** OBJECTIVE **
Repeat every record below exactly as it appears.

** EXTRACTED ENTRIES **
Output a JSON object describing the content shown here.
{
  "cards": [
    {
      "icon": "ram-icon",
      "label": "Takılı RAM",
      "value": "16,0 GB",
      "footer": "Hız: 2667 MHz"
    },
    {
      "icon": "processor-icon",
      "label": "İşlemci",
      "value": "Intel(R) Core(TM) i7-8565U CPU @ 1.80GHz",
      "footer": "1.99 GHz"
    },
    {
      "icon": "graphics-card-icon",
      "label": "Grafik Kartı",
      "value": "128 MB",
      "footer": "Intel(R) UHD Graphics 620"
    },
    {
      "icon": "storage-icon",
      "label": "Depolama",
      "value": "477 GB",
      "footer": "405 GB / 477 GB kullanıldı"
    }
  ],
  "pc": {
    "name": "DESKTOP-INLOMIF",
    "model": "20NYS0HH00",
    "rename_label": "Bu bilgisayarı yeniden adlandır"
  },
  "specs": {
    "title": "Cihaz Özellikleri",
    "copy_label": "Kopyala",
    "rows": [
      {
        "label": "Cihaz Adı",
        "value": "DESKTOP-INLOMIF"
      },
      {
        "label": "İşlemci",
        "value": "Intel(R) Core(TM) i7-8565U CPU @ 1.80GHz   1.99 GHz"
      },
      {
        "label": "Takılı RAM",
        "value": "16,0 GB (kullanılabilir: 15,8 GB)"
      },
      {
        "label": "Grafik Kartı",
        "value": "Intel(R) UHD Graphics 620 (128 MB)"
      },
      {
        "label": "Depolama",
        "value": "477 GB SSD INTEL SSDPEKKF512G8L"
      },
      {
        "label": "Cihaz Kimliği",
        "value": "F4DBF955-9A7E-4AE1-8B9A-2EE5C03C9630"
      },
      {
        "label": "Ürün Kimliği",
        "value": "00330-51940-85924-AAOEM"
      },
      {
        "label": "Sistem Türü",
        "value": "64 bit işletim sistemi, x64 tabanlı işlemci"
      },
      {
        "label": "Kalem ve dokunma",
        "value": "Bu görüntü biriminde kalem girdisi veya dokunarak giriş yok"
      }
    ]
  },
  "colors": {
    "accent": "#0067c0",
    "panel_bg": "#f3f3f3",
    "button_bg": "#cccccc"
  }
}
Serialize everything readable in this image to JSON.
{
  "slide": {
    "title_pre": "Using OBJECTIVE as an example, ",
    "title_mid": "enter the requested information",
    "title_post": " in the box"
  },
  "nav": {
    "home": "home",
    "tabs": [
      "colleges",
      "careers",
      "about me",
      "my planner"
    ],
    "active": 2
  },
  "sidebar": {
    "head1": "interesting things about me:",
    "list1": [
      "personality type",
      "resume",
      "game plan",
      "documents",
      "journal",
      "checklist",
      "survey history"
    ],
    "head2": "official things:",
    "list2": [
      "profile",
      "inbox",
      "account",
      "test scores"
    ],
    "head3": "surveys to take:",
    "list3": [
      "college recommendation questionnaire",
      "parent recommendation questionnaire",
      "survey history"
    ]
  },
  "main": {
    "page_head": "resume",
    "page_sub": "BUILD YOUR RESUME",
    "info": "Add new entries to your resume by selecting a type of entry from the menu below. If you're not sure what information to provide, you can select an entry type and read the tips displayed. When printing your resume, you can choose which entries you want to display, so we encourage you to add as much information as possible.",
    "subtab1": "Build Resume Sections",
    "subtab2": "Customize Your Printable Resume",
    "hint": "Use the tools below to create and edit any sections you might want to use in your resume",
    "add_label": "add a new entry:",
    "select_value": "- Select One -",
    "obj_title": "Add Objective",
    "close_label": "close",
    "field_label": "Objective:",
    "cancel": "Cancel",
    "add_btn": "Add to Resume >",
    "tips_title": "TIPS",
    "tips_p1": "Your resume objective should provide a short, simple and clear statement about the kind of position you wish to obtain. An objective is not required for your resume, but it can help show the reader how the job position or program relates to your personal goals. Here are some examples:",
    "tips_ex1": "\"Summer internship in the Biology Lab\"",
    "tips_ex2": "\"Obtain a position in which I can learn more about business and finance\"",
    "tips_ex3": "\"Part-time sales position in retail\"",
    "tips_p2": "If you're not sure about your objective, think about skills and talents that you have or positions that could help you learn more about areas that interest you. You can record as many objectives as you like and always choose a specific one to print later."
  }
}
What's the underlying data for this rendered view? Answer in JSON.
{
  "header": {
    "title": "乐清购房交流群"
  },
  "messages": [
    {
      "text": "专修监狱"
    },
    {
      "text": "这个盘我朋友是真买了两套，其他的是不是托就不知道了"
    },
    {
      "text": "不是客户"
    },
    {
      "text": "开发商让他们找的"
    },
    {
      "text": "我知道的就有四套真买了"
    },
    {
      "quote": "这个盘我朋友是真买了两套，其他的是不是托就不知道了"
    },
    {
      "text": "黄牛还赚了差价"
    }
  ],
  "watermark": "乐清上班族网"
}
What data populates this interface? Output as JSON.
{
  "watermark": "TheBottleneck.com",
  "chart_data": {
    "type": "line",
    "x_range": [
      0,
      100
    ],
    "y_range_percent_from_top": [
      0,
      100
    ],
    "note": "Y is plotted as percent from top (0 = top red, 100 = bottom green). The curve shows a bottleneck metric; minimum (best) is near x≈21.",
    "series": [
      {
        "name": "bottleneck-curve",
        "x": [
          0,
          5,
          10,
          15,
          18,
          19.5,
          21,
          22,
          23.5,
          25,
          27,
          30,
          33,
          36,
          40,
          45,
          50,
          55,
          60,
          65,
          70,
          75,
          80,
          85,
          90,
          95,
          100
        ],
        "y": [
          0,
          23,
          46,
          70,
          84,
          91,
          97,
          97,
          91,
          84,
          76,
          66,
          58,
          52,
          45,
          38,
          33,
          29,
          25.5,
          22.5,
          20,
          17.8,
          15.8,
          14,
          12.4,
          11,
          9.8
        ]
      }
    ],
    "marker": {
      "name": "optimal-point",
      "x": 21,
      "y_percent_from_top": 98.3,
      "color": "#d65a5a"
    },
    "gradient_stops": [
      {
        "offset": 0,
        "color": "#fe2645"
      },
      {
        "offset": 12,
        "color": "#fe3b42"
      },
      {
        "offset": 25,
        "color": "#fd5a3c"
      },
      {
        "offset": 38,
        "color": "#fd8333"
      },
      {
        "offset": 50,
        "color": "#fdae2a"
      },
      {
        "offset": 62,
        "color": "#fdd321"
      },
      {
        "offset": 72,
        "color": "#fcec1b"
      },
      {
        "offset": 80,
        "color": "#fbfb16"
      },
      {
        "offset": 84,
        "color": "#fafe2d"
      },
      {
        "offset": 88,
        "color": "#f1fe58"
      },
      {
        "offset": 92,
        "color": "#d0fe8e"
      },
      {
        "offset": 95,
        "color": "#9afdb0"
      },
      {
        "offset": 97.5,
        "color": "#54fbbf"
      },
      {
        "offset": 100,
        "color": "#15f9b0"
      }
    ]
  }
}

** WRITTEN REPLY **
Output a JSON object describing the content shown here.
{
  "cards": [
    {
      "icon": "ram-icon",
      "label": "Takılı RAM",
      "value": "16,0 GB",
      "footer": "Hız: 2667 MHz"
    },
    {
      "icon": "processor-icon",
      "label": "İşlemci",
      "value": "Intel(R) Core(TM) i7-8565U CPU @ 1.80GHz",
      "footer": "1.99 GHz"
    },
    {
      "icon": "graphics-card-icon",
      "label": "Grafik Kartı",
      "value": "128 MB",
      "footer": "Intel(R) UHD Graphics 620"
    },
    {
      "icon": "storage-icon",
      "label": "Depolama",
      "value": "477 GB",
      "footer": "405 GB / 477 GB kullanıldı"
    }
  ],
  "pc": {
    "name": "DESKTOP-INLOMIF",
    "model": "20NYS0HH00",
    "rename_label": "Bu bilgisayarı yeniden adlandır"
  },
  "specs": {
    "title": "Cihaz Özellikleri",
    "copy_label": "Kopyala",
    "rows": [
      {
        "label": "Cihaz Adı",
        "value": "DESKTOP-INLOMIF"
      },
      {
        "label": "İşlemci",
        "value": "Intel(R) Core(TM) i7-8565U CPU @ 1.80GHz   1.99 GHz"
      },
      {
        "label": "Takılı RAM",
        "value": "16,0 GB (kullanılabilir: 15,8 GB)"
      },
      {
        "label": "Grafik Kartı",
        "value": "Intel(R) UHD Graphics 620 (128 MB)"
      },
      {
        "label": "Depolama",
        "value": "477 GB SSD INTEL SSDPEKKF512G8L"
      },
      {
        "label": "Cihaz Kimliği",
        "value": "F4DBF955-9A7E-4AE1-8B9A-2EE5C03C9630"
      },
      {
        "label": "Ürün Kimliği",
        "value": "00330-51940-85924-AAOEM"
      },
      {
        "label": "Sistem Türü",
        "value": "64 bit işletim sistemi, x64 tabanlı işlemci"
      },
      {
        "label": "Kalem ve dokunma",
        "value": "Bu görüntü biriminde kalem girdisi veya dokunarak giriş yok"
      }
    ]
  },
  "colors": {
    "accent": "#0067c0",
    "panel_bg": "#f3f3f3",
    "button_bg": "#cccccc"
  }
}
Serialize everything readable in this image to JSON.
{
  "slide": {
    "title_pre": "Using OBJECTIVE as an example, ",
    "title_mid": "enter the requested information",
    "title_post": " in the box"
  },
  "nav": {
    "home": "home",
    "tabs": [
      "colleges",
      "careers",
      "about me",
      "my planner"
    ],
    "active": 2
  },
  "sidebar": {
    "head1": "interesting things about me:",
    "list1": [
      "personality type",
      "resume",
      "game plan",
      "documents",
      "journal",
      "checklist",
      "survey history"
    ],
    "head2": "official things:",
    "list2": [
      "profile",
      "inbox",
      "account",
      "test scores"
    ],
    "head3": "surveys to take:",
    "list3": [
      "college recommendation questionnaire",
      "parent recommendation questionnaire",
      "survey history"
    ]
  },
  "main": {
    "page_head": "resume",
    "page_sub": "BUILD YOUR RESUME",
    "info": "Add new entries to your resume by selecting a type of entry from the menu below. If you're not sure what information to provide, you can select an entry type and read the tips displayed. When printing your resume, you can choose which entries you want to display, so we encourage you to add as much information as possible.",
    "subtab1": "Build Resume Sections",
    "subtab2": "Customize Your Printable Resume",
    "hint": "Use the tools below to create and edit any sections you might want to use in your resume",
    "add_label": "add a new entry:",
    "select_value": "- Select One -",
    "obj_title": "Add Objective",
    "close_label": "close",
    "field_label": "Objective:",
    "cancel": "Cancel",
    "add_btn": "Add to Resume >",
    "tips_title": "TIPS",
    "tips_p1": "Your resume objective should provide a short, simple and clear statement about the kind of position you wish to obtain. An objective is not required for your resume, but it can help show the reader how the job position or program relates to your personal goals. Here are some examples:",
    "tips_ex1": "\"Summer internship in the Biology Lab\"",
    "tips_ex2": "\"Obtain a position in which I can learn more about business and finance\"",
    "tips_ex3": "\"Part-time sales position in retail\"",
    "tips_p2": "If you're not sure about your objective, think about skills and talents that you have or positions that could help you learn more about areas that interest you. You can record as many objectives as you like and always choose a specific one to print later."
  }
}
What's the underlying data for this rendered view? Answer in JSON.
{
  "header": {
    "title": "乐清购房交流群"
  },
  "messages": [
    {
      "text": "专修监狱"
    },
    {
      "text": "这个盘我朋友是真买了两套，其他的是不是托就不知道了"
    },
    {
      "text": "不是客户"
    },
    {
      "text": "开发商让他们找的"
    },
    {
      "text": "我知道的就有四套真买了"
    },
    {
      "quote": "这个盘我朋友是真买了两套，其他的是不是托就不知道了"
    },
    {
      "text": "黄牛还赚了差价"
    }
  ],
  "watermark": "乐清上班族网"
}
What data populates this interface? Output as JSON.
{
  "watermark": "TheBottleneck.com",
  "chart_data": {
    "type": "line",
    "x_range": [
      0,
      100
    ],
    "y_range_percent_from_top": [
      0,
      100
    ],
    "note": "Y is plotted as percent from top (0 = top red, 100 = bottom green). The curve shows a bottleneck metric; minimum (best) is near x≈21.",
    "series": [
      {
        "name": "bottleneck-curve",
        "x": [
          0,
          5,
          10,
          15,
          18,
          19.5,
          21,
          22,
          23.5,
          25,
          27,
          30,
          33,
          36,
          40,
          45,
          50,
          55,
          60,
          65,
          70,
          75,
          80,
          85,
          90,
          95,
          100
        ],
        "y": [
          0,
          23,
          46,
          70,
          84,
          91,
          97,
          97,
          91,
          84,
          76,
          66,
          58,
          52,
          45,
          38,
          33,
          29,
          25.5,
          22.5,
          20,
          17.8,
          15.8,
          14,
          12.4,
          11,
          9.8
        ]
      }
    ],
    "marker": {
      "name": "optimal-point",
      "x": 21,
      "y_percent_from_top": 98.3,
      "color": "#d65a5a"
    },
    "gradient_stops": [
      {
        "offset": 0,
        "color": "#fe2645"
      },
      {
        "offset": 12,
        "color": "#fe3b42"
      },
      {
        "offset": 25,
        "color": "#fd5a3c"
      },
      {
        "offset": 38,
        "color": "#fd8333"
      },
      {
        "offset": 50,
        "color": "#fdae2a"
      },
      {
        "offset": 62,
        "color": "#fdd321"
      },
      {
        "offset": 72,
        "color": "#fcec1b"
      },
      {
        "offset": 80,
        "color": "#fbfb16"
      },
      {
        "offset": 84,
        "color": "#fafe2d"
      },
      {
        "offset": 88,
        "color": "#f1fe58"
      },
      {
        "offset": 92,
        "color": "#d0fe8e"
      },
      {
        "offset": 95,
        "color": "#9afdb0"
      },
      {
        "offset": 97.5,
        "color": "#54fbbf"
      },
      {
        "offset": 100,
        "color": "#15f9b0"
      }
    ]
  }
}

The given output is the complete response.